[GIVEN PROBLEM] The entries below need to be written out exactly, with no pictures included.

****************************************

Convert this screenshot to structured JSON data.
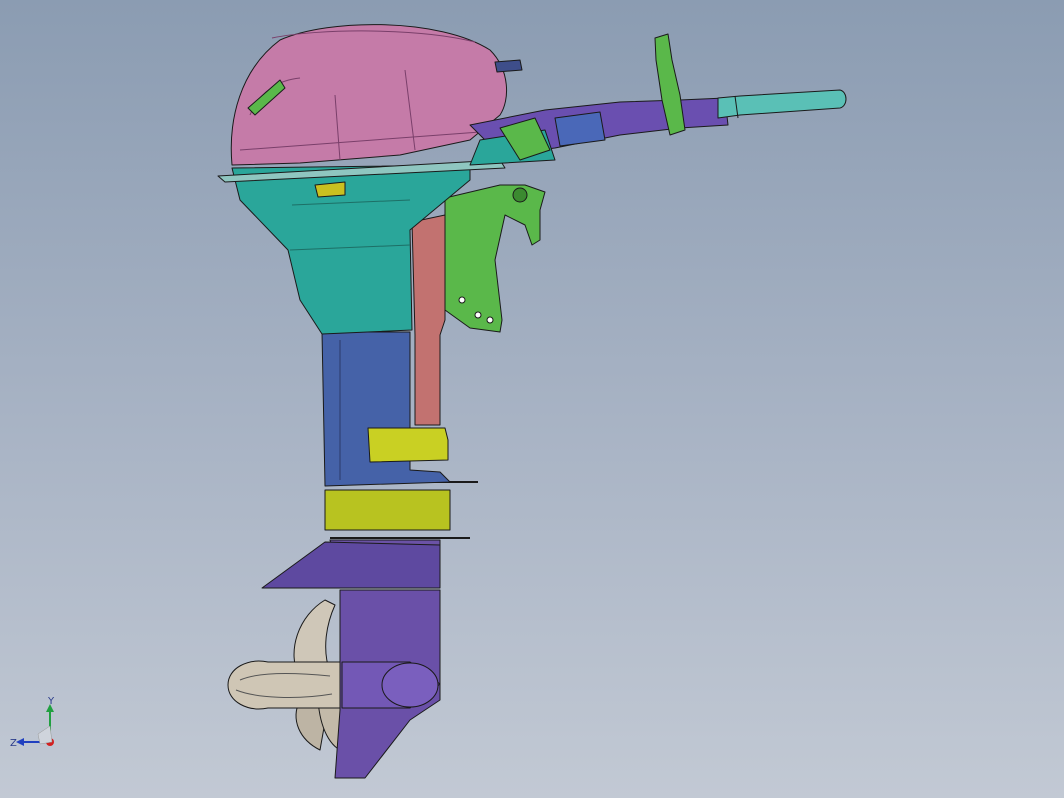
{
  "viewport": {
    "background_top": "#8b9cb2",
    "background_bottom": "#c2c9d4"
  },
  "model": {
    "parts": [
      "engine-cowling",
      "cowling-lower-pan",
      "tiller-arm",
      "tiller-grip",
      "shift-lever",
      "clamp-bracket",
      "swivel-bracket",
      "steering-shaft",
      "midsection-housing",
      "mount-yellow",
      "anti-ventilation-plate",
      "lower-unit",
      "gearcase-torpedo",
      "propeller"
    ],
    "colors": {
      "cowling": "#c97aa8",
      "lower_cowl": "#2aa89a",
      "midsection": "#4563a8",
      "lower_unit": "#6a4fa6",
      "bracket_green": "#5ab94a",
      "bracket_red": "#c8746e",
      "yellow": "#c8d021",
      "grip": "#5bc2b8",
      "propeller": "#c8bfb0"
    }
  },
  "triad": {
    "y_label": "Y",
    "z_label": "Z",
    "x_color": "#d22020",
    "y_color": "#20a040",
    "z_color": "#2040c0"
  }
}
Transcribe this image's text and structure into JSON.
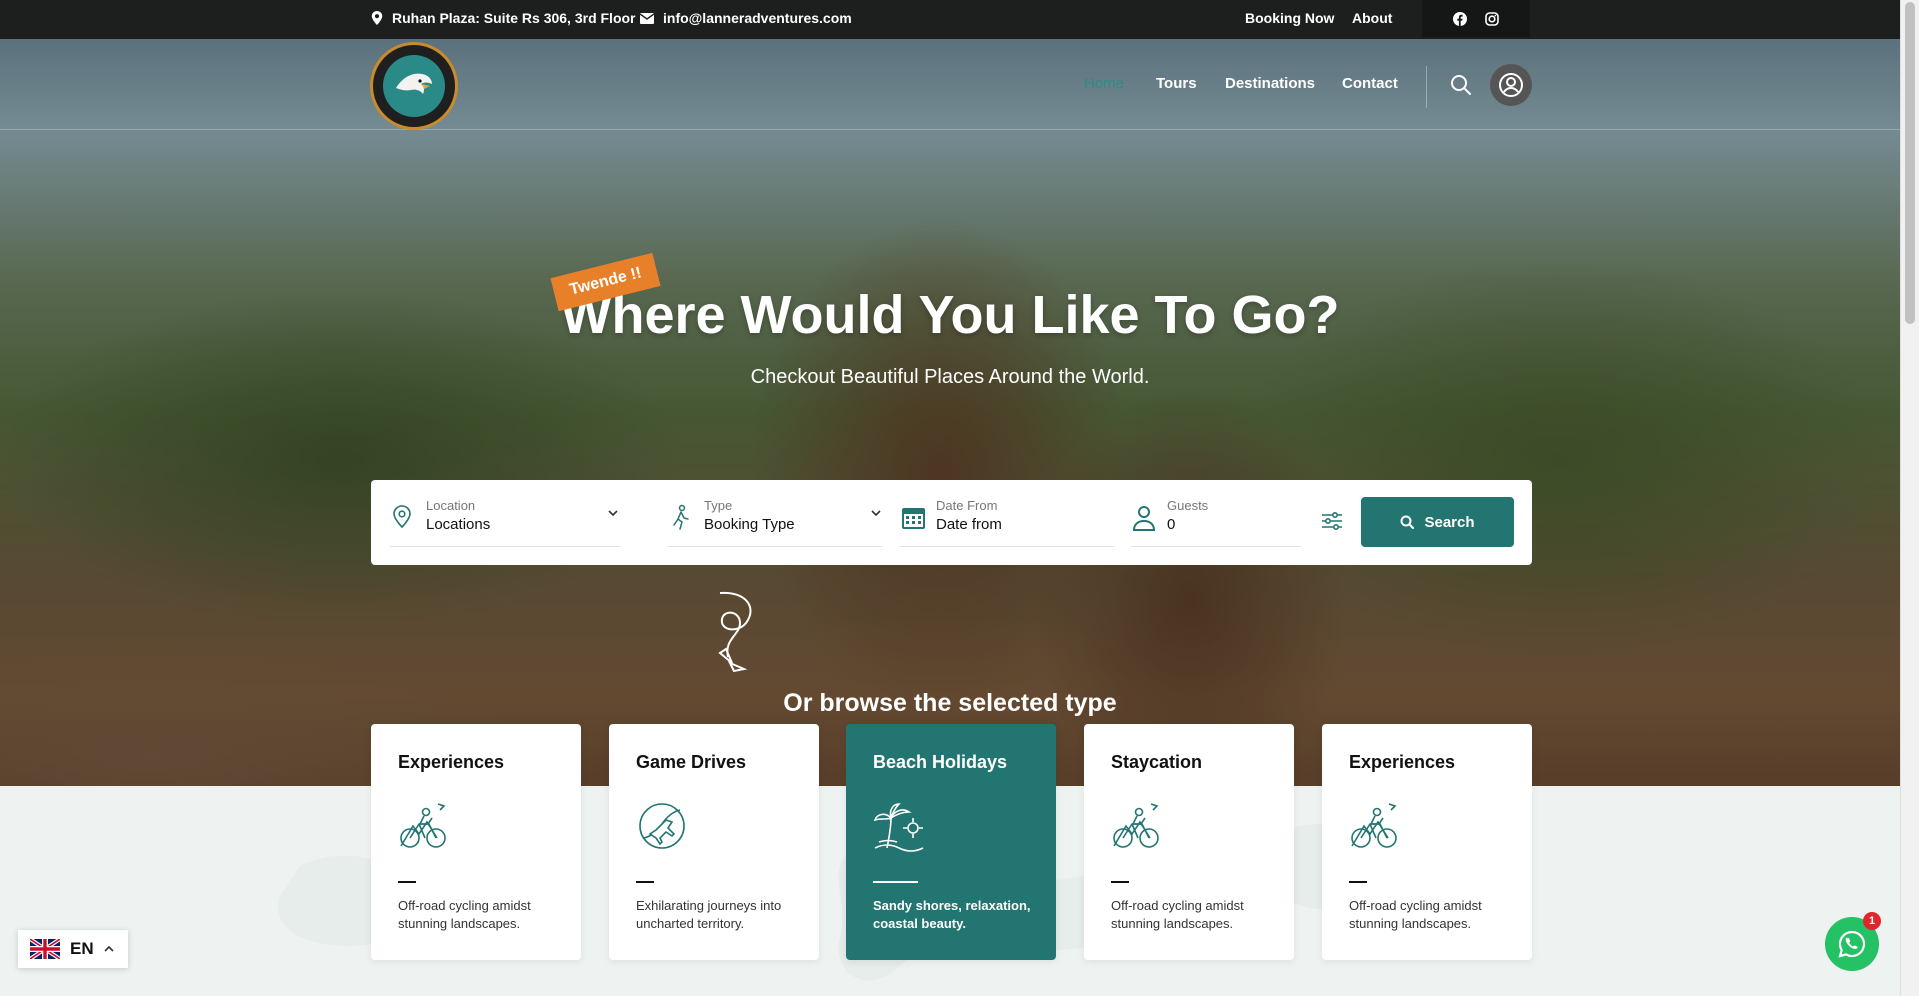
{
  "topbar": {
    "address": "Ruhan Plaza: Suite Rs 306, 3rd Floor",
    "email": "info@lanneradventures.com",
    "links": {
      "booking": "Booking Now",
      "about": "About"
    },
    "social": [
      "facebook-icon",
      "instagram-icon"
    ]
  },
  "nav": {
    "home": "Home",
    "tours": "Tours",
    "destinations": "Destinations",
    "contact": "Contact"
  },
  "hero": {
    "badge": "Twende !!",
    "title": "Where Would You Like To Go?",
    "subtitle": "Checkout Beautiful Places Around the World."
  },
  "search": {
    "location": {
      "label": "Location",
      "value": "Locations"
    },
    "type": {
      "label": "Type",
      "value": "Booking Type"
    },
    "date": {
      "label": "Date From",
      "value": "Date from"
    },
    "guests": {
      "label": "Guests",
      "value": "0"
    },
    "button": "Search"
  },
  "browse": {
    "title": "Or browse the selected type"
  },
  "cards": [
    {
      "title": "Experiences",
      "desc": "Off-road cycling amidst stunning landscapes.",
      "icon": "cycling-icon",
      "active": false
    },
    {
      "title": "Game Drives",
      "desc": "Exhilarating journeys into uncharted territory.",
      "icon": "globe-plane-icon",
      "active": false
    },
    {
      "title": "Beach Holidays",
      "desc": "Sandy shores, relaxation, coastal beauty.",
      "icon": "beach-icon",
      "active": true
    },
    {
      "title": "Staycation",
      "desc": "Off-road cycling amidst stunning landscapes.",
      "icon": "cycling-icon",
      "active": false
    },
    {
      "title": "Experiences",
      "desc": "Off-road cycling amidst stunning landscapes.",
      "icon": "cycling-icon",
      "active": false
    }
  ],
  "language": {
    "code": "EN"
  },
  "whatsapp": {
    "badge": "1"
  },
  "colors": {
    "brand": "#237571",
    "accent": "#e8802a",
    "topbar": "#1d1f1f",
    "whatsapp": "#25c165"
  }
}
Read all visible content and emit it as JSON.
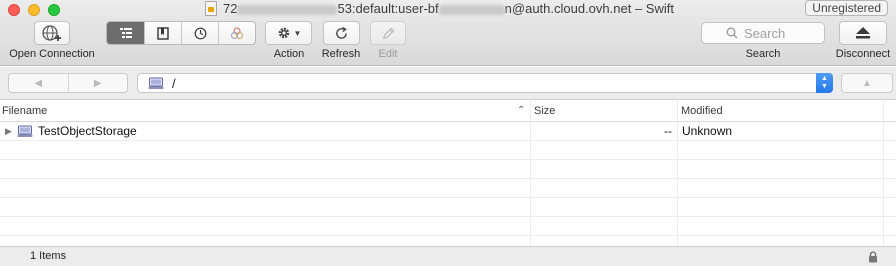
{
  "window": {
    "title_prefix": "72",
    "title_middle": "53:default:user-bf",
    "title_suffix": "n@auth.cloud.ovh.net – Swift",
    "unregistered_label": "Unregistered"
  },
  "toolbar": {
    "open_connection_label": "Open Connection",
    "action_label": "Action",
    "refresh_label": "Refresh",
    "edit_label": "Edit",
    "search_label": "Search",
    "search_placeholder": "Search",
    "disconnect_label": "Disconnect",
    "view_modes": [
      "outline-view-icon",
      "bookmarks-icon",
      "history-icon",
      "bonjour-icon"
    ]
  },
  "navigation": {
    "path_value": "/"
  },
  "table": {
    "columns": {
      "filename": "Filename",
      "size": "Size",
      "modified": "Modified"
    },
    "rows": [
      {
        "name": "TestObjectStorage",
        "size": "--",
        "modified": "Unknown"
      }
    ]
  },
  "status": {
    "items_count": "1 Items"
  },
  "colors": {
    "accent": "#2479e8",
    "selected_segment": "#6d6d6d"
  }
}
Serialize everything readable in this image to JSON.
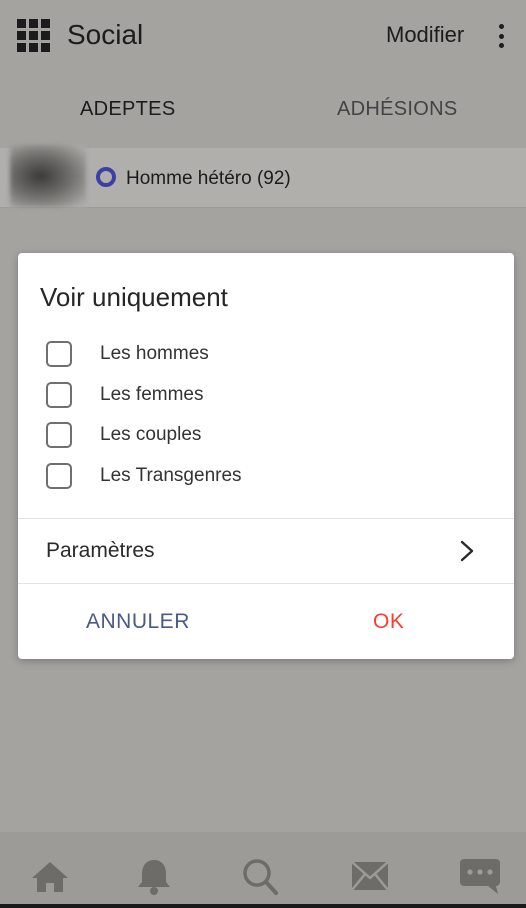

****************************************

[RESULT]
Convert this screenshot to structured JSON data.
{
  "viewport": {
    "background_top": "#8b9cb2",
    "background_bottom": "#c2c9d4"
  },
  "model": {
    "parts": [
      "engine-cowling",
      "cowling-lower-pan",
      "tiller-arm",
      "tiller-grip",
      "shift-lever",
      "clamp-bracket",
      "swivel-bracket",
      "steering-shaft",
      "midsection-housing",
      "mount-yellow",
      "anti-ventilation-plate",
      "lower-unit",
      "gearcase-torpedo",
      "propeller"
    ],
    "colors": {
      "cowling": "#c97aa8",
      "lower_cowl": "#2aa89a",
      "midsection": "#4563a8",
      "lower_unit": "#6a4fa6",
      "bracket_green": "#5ab94a",
      "bracket_red": "#c8746e",
      "yellow": "#c8d021",
      "grip": "#5bc2b8",
      "propeller": "#c8bfb0"
    }
  },
  "triad": {
    "y_label": "Y",
    "z_label": "Z",
    "x_color": "#d22020",
    "y_color": "#20a040",
    "z_color": "#2040c0"
  }
}
Transcribe this image's text and structure into JSON.
{
  "topbar": {
    "address": "Ruhan Plaza: Suite Rs 306, 3rd Floor",
    "email": "info@lanneradventures.com",
    "links": {
      "booking": "Booking Now",
      "about": "About"
    },
    "social": [
      "facebook-icon",
      "instagram-icon"
    ]
  },
  "nav": {
    "home": "Home",
    "tours": "Tours",
    "destinations": "Destinations",
    "contact": "Contact"
  },
  "hero": {
    "badge": "Twende !!",
    "title": "Where Would You Like To Go?",
    "subtitle": "Checkout Beautiful Places Around the World."
  },
  "search": {
    "location": {
      "label": "Location",
      "value": "Locations"
    },
    "type": {
      "label": "Type",
      "value": "Booking Type"
    },
    "date": {
      "label": "Date From",
      "value": "Date from"
    },
    "guests": {
      "label": "Guests",
      "value": "0"
    },
    "button": "Search"
  },
  "browse": {
    "title": "Or browse the selected type"
  },
  "cards": [
    {
      "title": "Experiences",
      "desc": "Off-road cycling amidst stunning landscapes.",
      "icon": "cycling-icon",
      "active": false
    },
    {
      "title": "Game Drives",
      "desc": "Exhilarating journeys into uncharted territory.",
      "icon": "globe-plane-icon",
      "active": false
    },
    {
      "title": "Beach Holidays",
      "desc": "Sandy shores, relaxation, coastal beauty.",
      "icon": "beach-icon",
      "active": true
    },
    {
      "title": "Staycation",
      "desc": "Off-road cycling amidst stunning landscapes.",
      "icon": "cycling-icon",
      "active": false
    },
    {
      "title": "Experiences",
      "desc": "Off-road cycling amidst stunning landscapes.",
      "icon": "cycling-icon",
      "active": false
    }
  ],
  "language": {
    "code": "EN"
  },
  "whatsapp": {
    "badge": "1"
  },
  "colors": {
    "brand": "#237571",
    "accent": "#e8802a",
    "topbar": "#1d1f1f",
    "whatsapp": "#25c165"
  }
}
Read all visible content and emit it as JSON.
{
  "window": {
    "title_prefix": "72",
    "title_middle": "53:default:user-bf",
    "title_suffix": "n@auth.cloud.ovh.net – Swift",
    "unregistered_label": "Unregistered"
  },
  "toolbar": {
    "open_connection_label": "Open Connection",
    "action_label": "Action",
    "refresh_label": "Refresh",
    "edit_label": "Edit",
    "search_label": "Search",
    "search_placeholder": "Search",
    "disconnect_label": "Disconnect",
    "view_modes": [
      "outline-view-icon",
      "bookmarks-icon",
      "history-icon",
      "bonjour-icon"
    ]
  },
  "navigation": {
    "path_value": "/"
  },
  "table": {
    "columns": {
      "filename": "Filename",
      "size": "Size",
      "modified": "Modified"
    },
    "rows": [
      {
        "name": "TestObjectStorage",
        "size": "--",
        "modified": "Unknown"
      }
    ]
  },
  "status": {
    "items_count": "1 Items"
  },
  "colors": {
    "accent": "#2479e8",
    "selected_segment": "#6d6d6d"
  }
}
Serialize everything readable in this image to JSON.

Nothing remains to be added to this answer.